• [Description of the task] Copy out all the entries exactly.

• [Data to process]
====
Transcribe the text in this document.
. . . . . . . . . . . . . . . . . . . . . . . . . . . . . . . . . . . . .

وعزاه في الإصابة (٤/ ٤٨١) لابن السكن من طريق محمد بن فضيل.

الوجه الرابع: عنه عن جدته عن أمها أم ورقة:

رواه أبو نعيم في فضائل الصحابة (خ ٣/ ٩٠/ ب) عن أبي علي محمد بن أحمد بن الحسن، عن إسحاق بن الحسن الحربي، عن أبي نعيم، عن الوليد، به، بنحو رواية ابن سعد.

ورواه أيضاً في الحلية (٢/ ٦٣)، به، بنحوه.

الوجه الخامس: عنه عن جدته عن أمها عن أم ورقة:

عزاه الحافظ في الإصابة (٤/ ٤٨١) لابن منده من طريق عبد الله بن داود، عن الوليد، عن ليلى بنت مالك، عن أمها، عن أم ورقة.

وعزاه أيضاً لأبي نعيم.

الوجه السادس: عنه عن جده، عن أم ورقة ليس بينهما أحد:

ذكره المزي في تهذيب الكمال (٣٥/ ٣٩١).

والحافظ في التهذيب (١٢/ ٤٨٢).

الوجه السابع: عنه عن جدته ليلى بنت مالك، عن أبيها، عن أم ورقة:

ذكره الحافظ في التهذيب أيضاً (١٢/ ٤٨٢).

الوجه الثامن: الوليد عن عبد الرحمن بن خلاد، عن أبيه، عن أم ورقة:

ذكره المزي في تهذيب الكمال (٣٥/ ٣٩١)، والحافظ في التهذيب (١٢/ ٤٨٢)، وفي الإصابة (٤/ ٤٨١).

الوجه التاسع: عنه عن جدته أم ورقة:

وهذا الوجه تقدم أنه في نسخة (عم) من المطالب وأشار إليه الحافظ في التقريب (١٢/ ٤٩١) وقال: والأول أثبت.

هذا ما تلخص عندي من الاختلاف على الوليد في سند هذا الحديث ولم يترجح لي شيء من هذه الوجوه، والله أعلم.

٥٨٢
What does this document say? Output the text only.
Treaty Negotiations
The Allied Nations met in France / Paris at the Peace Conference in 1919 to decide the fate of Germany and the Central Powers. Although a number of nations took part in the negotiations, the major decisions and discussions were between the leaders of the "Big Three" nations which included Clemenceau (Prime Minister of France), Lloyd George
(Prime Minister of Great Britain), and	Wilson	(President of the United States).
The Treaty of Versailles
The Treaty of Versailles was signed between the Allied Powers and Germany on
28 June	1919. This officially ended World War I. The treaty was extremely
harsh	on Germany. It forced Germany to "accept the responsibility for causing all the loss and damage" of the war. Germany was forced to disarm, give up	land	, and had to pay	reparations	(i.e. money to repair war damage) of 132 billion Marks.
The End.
====
• [Solution to the exercise]
Transcribe the text in this document.
. . . . . . . . . . . . . . . . . . . . . . . . . . . . . . . . . . . . .

وعزاه في الإصابة (٤/ ٤٨١) لابن السكن من طريق محمد بن فضيل.

الوجه الرابع: عنه عن جدته عن أمها أم ورقة:

رواه أبو نعيم في فضائل الصحابة (خ ٣/ ٩٠/ ب) عن أبي علي محمد بن أحمد بن الحسن، عن إسحاق بن الحسن الحربي، عن أبي نعيم، عن الوليد، به، بنحو رواية ابن سعد.

ورواه أيضاً في الحلية (٢/ ٦٣)، به، بنحوه.

الوجه الخامس: عنه عن جدته عن أمها عن أم ورقة:

عزاه الحافظ في الإصابة (٤/ ٤٨١) لابن منده من طريق عبد الله بن داود، عن الوليد، عن ليلى بنت مالك، عن أمها، عن أم ورقة.

وعزاه أيضاً لأبي نعيم.

الوجه السادس: عنه عن جده، عن أم ورقة ليس بينهما أحد:

ذكره المزي في تهذيب الكمال (٣٥/ ٣٩١).

والحافظ في التهذيب (١٢/ ٤٨٢).

الوجه السابع: عنه عن جدته ليلى بنت مالك، عن أبيها، عن أم ورقة:

ذكره الحافظ في التهذيب أيضاً (١٢/ ٤٨٢).

الوجه الثامن: الوليد عن عبد الرحمن بن خلاد، عن أبيه، عن أم ورقة:

ذكره المزي في تهذيب الكمال (٣٥/ ٣٩١)، والحافظ في التهذيب (١٢/ ٤٨٢)، وفي الإصابة (٤/ ٤٨١).

الوجه التاسع: عنه عن جدته أم ورقة:

وهذا الوجه تقدم أنه في نسخة (عم) من المطالب وأشار إليه الحافظ في التقريب (١٢/ ٤٩١) وقال: والأول أثبت.

هذا ما تلخص عندي من الاختلاف على الوليد في سند هذا الحديث ولم يترجح لي شيء من هذه الوجوه، والله أعلم.

٥٨٢
What does this document say? Output the text only.
Treaty Negotiations
The Allied Nations met in France / Paris at the Peace Conference in 1919 to decide the fate of Germany and the Central Powers. Although a number of nations took part in the negotiations, the major decisions and discussions were between the leaders of the "Big Three" nations which included Clemenceau (Prime Minister of France), Lloyd George
(Prime Minister of Great Britain), and	Wilson	(President of the United States).
The Treaty of Versailles
The Treaty of Versailles was signed between the Allied Powers and Germany on
28 June	1919. This officially ended World War I. The treaty was extremely
harsh	on Germany. It forced Germany to "accept the responsibility for causing all the loss and damage" of the war. Germany was forced to disarm, give up	land	, and had to pay	reparations	(i.e. money to repair war damage) of 132 billion Marks.
The End.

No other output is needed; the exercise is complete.